Determine how many lines of the entries contain "payable". Reply with that number alone.

======

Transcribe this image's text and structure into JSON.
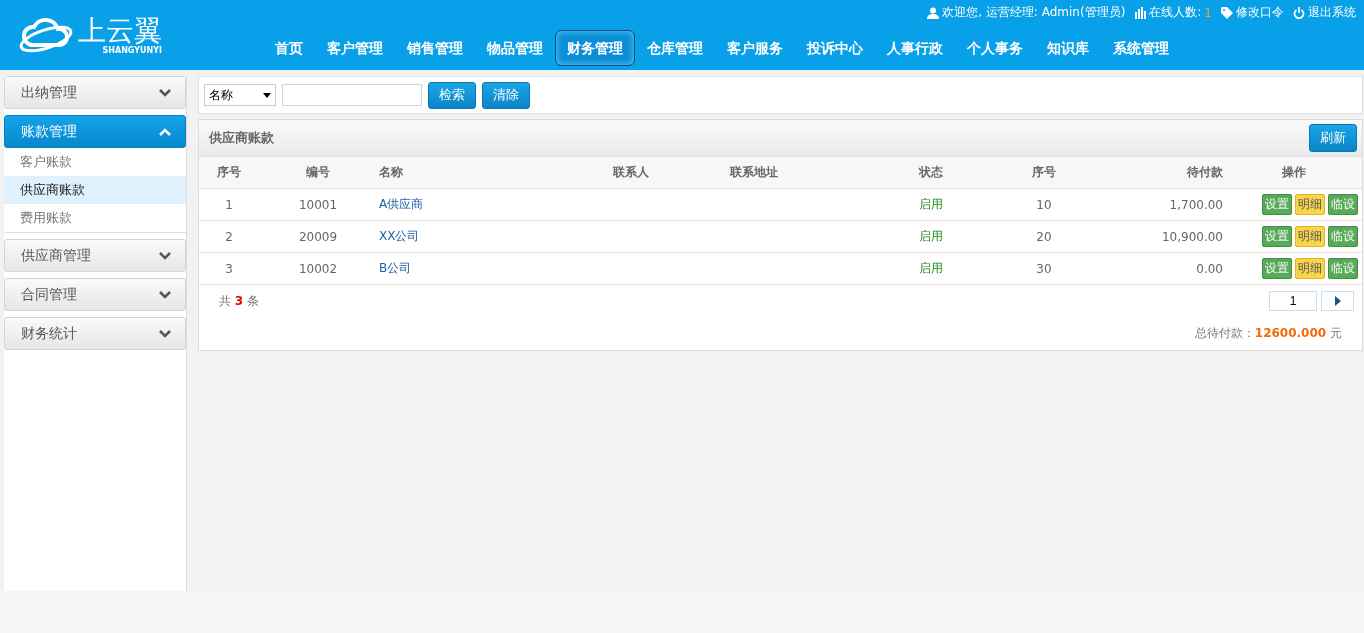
{
  "header": {
    "logo_text": "上云翼",
    "logo_subtext": "SHANGYUNYI",
    "user_bar": {
      "welcome": "欢迎您, 运营经理: Admin(管理员)",
      "online_label": "在线人数:",
      "online_count": "1",
      "change_password": "修改口令",
      "logout": "退出系统"
    },
    "nav": [
      {
        "label": "首页",
        "selected": false
      },
      {
        "label": "客户管理",
        "selected": false
      },
      {
        "label": "销售管理",
        "selected": false
      },
      {
        "label": "物品管理",
        "selected": false
      },
      {
        "label": "财务管理",
        "selected": true
      },
      {
        "label": "仓库管理",
        "selected": false
      },
      {
        "label": "客户服务",
        "selected": false
      },
      {
        "label": "投诉中心",
        "selected": false
      },
      {
        "label": "人事行政",
        "selected": false
      },
      {
        "label": "个人事务",
        "selected": false
      },
      {
        "label": "知识库",
        "selected": false
      },
      {
        "label": "系统管理",
        "selected": false
      }
    ]
  },
  "sidebar": {
    "groups": [
      {
        "label": "出纳管理",
        "expanded": false
      },
      {
        "label": "账款管理",
        "expanded": true,
        "children": [
          {
            "label": "客户账款",
            "selected": false
          },
          {
            "label": "供应商账款",
            "selected": true
          },
          {
            "label": "费用账款",
            "selected": false
          }
        ]
      },
      {
        "label": "供应商管理",
        "expanded": false
      },
      {
        "label": "合同管理",
        "expanded": false
      },
      {
        "label": "财务统计",
        "expanded": false
      }
    ]
  },
  "search": {
    "field_select": "名称",
    "search_button": "检索",
    "clear_button": "清除"
  },
  "panel": {
    "title": "供应商账款",
    "refresh_button": "刷新",
    "table": {
      "columns": [
        "序号",
        "编号",
        "名称",
        "联系人",
        "联系地址",
        "状态",
        "序号",
        "待付款",
        "操作"
      ],
      "rows": [
        {
          "index": "1",
          "code": "10001",
          "name": "A供应商",
          "status": "启用",
          "order": "10",
          "payable": "1,700.00",
          "actions": [
            {
              "label": "设置",
              "kind": "primary"
            },
            {
              "label": "明细",
              "kind": "warning"
            },
            {
              "label": "临设",
              "kind": "primary"
            }
          ]
        },
        {
          "index": "2",
          "code": "20009",
          "name": "XX公司",
          "status": "启用",
          "order": "20",
          "payable": "10,900.00",
          "actions": [
            {
              "label": "设置",
              "kind": "primary"
            },
            {
              "label": "明细",
              "kind": "warning"
            },
            {
              "label": "临设",
              "kind": "primary"
            }
          ]
        },
        {
          "index": "3",
          "code": "10002",
          "name": "B公司",
          "status": "启用",
          "order": "30",
          "payable": "0.00",
          "actions": [
            {
              "label": "设置",
              "kind": "primary"
            },
            {
              "label": "明细",
              "kind": "warning"
            },
            {
              "label": "临设",
              "kind": "primary"
            }
          ]
        }
      ]
    },
    "count": {
      "prefix": "共",
      "value": "3",
      "suffix": "条"
    },
    "pagination": {
      "page": "1"
    },
    "total": {
      "label": "总待付款：",
      "value": "12600.000",
      "unit": "元"
    }
  }
}
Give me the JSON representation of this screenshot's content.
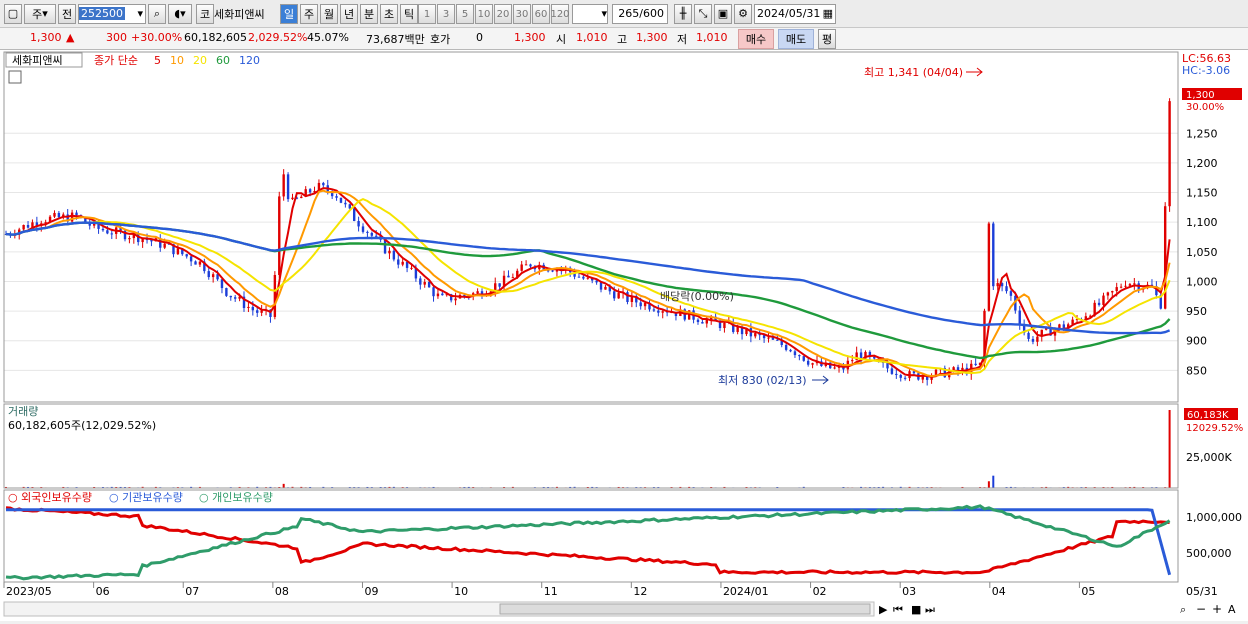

======

◆ Task answer
3